== Given records ==
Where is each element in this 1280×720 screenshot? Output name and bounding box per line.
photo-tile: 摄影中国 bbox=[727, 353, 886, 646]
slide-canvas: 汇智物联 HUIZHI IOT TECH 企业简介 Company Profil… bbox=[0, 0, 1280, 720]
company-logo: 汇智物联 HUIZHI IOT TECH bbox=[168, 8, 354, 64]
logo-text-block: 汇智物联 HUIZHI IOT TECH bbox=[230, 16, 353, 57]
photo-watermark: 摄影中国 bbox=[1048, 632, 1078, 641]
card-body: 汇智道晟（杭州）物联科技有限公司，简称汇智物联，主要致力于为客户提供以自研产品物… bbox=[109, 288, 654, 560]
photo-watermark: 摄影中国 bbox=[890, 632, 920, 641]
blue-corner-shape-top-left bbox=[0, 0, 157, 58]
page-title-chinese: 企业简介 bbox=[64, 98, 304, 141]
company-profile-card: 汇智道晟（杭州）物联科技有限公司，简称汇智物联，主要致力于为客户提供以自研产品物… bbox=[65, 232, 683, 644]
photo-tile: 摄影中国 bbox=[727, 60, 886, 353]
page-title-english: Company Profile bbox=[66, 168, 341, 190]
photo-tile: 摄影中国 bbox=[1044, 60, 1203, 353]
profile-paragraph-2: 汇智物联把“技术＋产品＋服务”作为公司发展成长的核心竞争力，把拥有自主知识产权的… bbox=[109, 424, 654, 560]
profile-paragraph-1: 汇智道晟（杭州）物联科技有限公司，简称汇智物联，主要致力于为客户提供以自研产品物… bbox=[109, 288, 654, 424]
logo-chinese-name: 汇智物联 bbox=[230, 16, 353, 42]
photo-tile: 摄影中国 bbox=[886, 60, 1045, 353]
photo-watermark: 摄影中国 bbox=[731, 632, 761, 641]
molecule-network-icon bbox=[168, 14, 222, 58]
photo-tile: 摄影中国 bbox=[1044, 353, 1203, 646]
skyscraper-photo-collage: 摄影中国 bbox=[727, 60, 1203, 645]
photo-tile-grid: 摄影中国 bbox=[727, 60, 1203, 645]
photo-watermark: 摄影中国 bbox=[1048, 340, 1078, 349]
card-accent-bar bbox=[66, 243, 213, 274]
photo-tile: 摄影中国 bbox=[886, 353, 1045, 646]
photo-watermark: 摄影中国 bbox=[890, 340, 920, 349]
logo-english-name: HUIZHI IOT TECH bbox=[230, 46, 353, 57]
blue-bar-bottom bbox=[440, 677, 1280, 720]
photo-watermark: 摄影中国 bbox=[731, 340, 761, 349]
===
▶ [Objective]:
Copy the records word for word, from the first line through the line containing "photo-watermark: 摄影中国 bbox=[1048, 632, 1078, 641]".

▶ [Full solution]:
Where is each element in this 1280×720 screenshot? Output name and bounding box per line.
photo-tile: 摄影中国 bbox=[727, 353, 886, 646]
slide-canvas: 汇智物联 HUIZHI IOT TECH 企业简介 Company Profil… bbox=[0, 0, 1280, 720]
company-logo: 汇智物联 HUIZHI IOT TECH bbox=[168, 8, 354, 64]
logo-text-block: 汇智物联 HUIZHI IOT TECH bbox=[230, 16, 353, 57]
photo-watermark: 摄影中国 bbox=[1048, 632, 1078, 641]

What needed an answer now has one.